[Saved data entries]
=======
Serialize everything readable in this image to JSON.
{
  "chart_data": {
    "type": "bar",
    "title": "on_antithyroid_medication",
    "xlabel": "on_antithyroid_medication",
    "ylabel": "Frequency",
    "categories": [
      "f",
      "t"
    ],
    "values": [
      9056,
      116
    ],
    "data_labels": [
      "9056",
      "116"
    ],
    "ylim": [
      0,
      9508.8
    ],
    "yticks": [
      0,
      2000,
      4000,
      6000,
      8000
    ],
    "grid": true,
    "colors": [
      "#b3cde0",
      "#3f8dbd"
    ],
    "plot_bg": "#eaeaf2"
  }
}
=======
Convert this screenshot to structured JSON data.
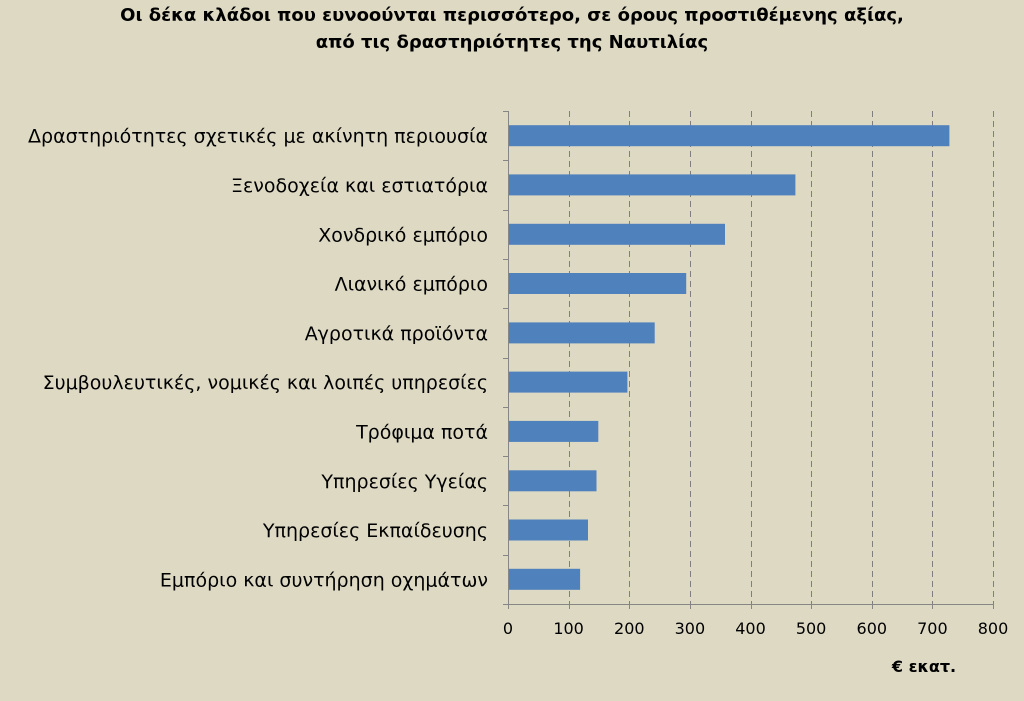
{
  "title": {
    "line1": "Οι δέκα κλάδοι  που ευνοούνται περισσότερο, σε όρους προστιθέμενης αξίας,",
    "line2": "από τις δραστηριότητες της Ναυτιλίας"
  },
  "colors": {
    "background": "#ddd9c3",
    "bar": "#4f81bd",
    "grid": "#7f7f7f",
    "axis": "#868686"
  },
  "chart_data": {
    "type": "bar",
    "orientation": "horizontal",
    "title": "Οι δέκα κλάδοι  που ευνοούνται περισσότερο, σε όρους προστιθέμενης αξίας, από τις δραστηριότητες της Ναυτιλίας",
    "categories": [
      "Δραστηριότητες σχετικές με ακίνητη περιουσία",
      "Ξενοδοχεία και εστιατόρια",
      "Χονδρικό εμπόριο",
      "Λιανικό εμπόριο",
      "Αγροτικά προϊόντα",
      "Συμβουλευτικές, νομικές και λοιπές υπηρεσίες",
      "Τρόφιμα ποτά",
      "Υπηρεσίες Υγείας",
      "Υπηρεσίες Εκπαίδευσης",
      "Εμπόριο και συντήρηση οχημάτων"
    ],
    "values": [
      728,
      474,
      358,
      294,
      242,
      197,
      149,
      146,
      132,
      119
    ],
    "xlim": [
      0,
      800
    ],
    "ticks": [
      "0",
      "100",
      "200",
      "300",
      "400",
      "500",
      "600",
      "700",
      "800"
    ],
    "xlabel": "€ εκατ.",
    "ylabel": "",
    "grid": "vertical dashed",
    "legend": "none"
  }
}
=======
» **WHAT THIS TASK INVOLVES**: Lines containing the string "ευνοούνται" are to be selected and copied.

» **FULL ANSWER**:
    "line1": "Οι δέκα κλάδοι  που ευνοούνται περισσότερο, σε όρους προστιθέμενης αξίας,",
    "title": "Οι δέκα κλάδοι  που ευνοούνται περισσότερο, σε όρους προστιθέμενης αξίας, από τις δραστηριότητες της Ναυτιλίας",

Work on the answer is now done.